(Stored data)
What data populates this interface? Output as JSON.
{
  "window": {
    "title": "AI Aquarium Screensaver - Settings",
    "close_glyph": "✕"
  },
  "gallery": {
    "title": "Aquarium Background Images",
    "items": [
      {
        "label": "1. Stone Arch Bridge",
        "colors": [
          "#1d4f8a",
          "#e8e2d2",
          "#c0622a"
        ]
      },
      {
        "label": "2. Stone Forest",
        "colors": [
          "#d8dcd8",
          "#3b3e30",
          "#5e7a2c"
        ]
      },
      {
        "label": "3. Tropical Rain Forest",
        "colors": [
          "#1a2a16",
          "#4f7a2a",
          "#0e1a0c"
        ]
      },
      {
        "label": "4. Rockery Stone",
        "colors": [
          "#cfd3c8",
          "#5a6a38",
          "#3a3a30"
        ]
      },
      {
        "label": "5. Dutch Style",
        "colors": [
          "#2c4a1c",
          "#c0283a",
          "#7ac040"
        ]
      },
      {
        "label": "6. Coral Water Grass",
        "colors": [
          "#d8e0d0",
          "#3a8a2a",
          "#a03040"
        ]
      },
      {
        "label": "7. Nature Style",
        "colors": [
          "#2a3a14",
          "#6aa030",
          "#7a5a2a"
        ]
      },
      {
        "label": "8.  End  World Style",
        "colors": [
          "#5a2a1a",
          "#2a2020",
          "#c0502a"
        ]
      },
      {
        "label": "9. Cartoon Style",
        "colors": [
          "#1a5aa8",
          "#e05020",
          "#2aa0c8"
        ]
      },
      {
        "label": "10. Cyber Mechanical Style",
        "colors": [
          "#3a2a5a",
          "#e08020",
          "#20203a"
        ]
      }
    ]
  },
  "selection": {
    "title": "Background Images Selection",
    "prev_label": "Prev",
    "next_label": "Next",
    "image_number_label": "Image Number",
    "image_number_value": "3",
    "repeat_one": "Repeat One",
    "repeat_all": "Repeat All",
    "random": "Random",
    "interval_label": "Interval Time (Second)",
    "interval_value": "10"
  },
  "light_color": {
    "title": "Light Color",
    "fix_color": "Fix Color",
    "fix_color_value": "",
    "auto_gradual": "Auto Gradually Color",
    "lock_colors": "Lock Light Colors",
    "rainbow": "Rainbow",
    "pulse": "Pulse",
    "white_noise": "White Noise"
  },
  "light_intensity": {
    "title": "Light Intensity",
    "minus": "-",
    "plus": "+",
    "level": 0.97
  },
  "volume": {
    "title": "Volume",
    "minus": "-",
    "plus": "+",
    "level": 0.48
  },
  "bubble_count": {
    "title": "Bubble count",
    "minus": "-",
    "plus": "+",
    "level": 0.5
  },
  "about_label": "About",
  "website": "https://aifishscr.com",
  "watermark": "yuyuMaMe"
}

▸ REQUIREMENT
Set down all of the data above, word for word.

▸ WRITTEN REPLY
What data populates this interface? Output as JSON.
{
  "window": {
    "title": "AI Aquarium Screensaver - Settings",
    "close_glyph": "✕"
  },
  "gallery": {
    "title": "Aquarium Background Images",
    "items": [
      {
        "label": "1. Stone Arch Bridge",
        "colors": [
          "#1d4f8a",
          "#e8e2d2",
          "#c0622a"
        ]
      },
      {
        "label": "2. Stone Forest",
        "colors": [
          "#d8dcd8",
          "#3b3e30",
          "#5e7a2c"
        ]
      },
      {
        "label": "3. Tropical Rain Forest",
        "colors": [
          "#1a2a16",
          "#4f7a2a",
          "#0e1a0c"
        ]
      },
      {
        "label": "4. Rockery Stone",
        "colors": [
          "#cfd3c8",
          "#5a6a38",
          "#3a3a30"
        ]
      },
      {
        "label": "5. Dutch Style",
        "colors": [
          "#2c4a1c",
          "#c0283a",
          "#7ac040"
        ]
      },
      {
        "label": "6. Coral Water Grass",
        "colors": [
          "#d8e0d0",
          "#3a8a2a",
          "#a03040"
        ]
      },
      {
        "label": "7. Nature Style",
        "colors": [
          "#2a3a14",
          "#6aa030",
          "#7a5a2a"
        ]
      },
      {
        "label": "8.  End  World Style",
        "colors": [
          "#5a2a1a",
          "#2a2020",
          "#c0502a"
        ]
      },
      {
        "label": "9. Cartoon Style",
        "colors": [
          "#1a5aa8",
          "#e05020",
          "#2aa0c8"
        ]
      },
      {
        "label": "10. Cyber Mechanical Style",
        "colors": [
          "#3a2a5a",
          "#e08020",
          "#20203a"
        ]
      }
    ]
  },
  "selection": {
    "title": "Background Images Selection",
    "prev_label": "Prev",
    "next_label": "Next",
    "image_number_label": "Image Number",
    "image_number_value": "3",
    "repeat_one": "Repeat One",
    "repeat_all": "Repeat All",
    "random": "Random",
    "interval_label": "Interval Time (Second)",
    "interval_value": "10"
  },
  "light_color": {
    "title": "Light Color",
    "fix_color": "Fix Color",
    "fix_color_value": "",
    "auto_gradual": "Auto Gradually Color",
    "lock_colors": "Lock Light Colors",
    "rainbow": "Rainbow",
    "pulse": "Pulse",
    "white_noise": "White Noise"
  },
  "light_intensity": {
    "title": "Light Intensity",
    "minus": "-",
    "plus": "+",
    "level": 0.97
  },
  "volume": {
    "title": "Volume",
    "minus": "-",
    "plus": "+",
    "level": 0.48
  },
  "bubble_count": {
    "title": "Bubble count",
    "minus": "-",
    "plus": "+",
    "level": 0.5
  },
  "about_label": "About",
  "website": "https://aifishscr.com",
  "watermark": "yuyuMaMe"
}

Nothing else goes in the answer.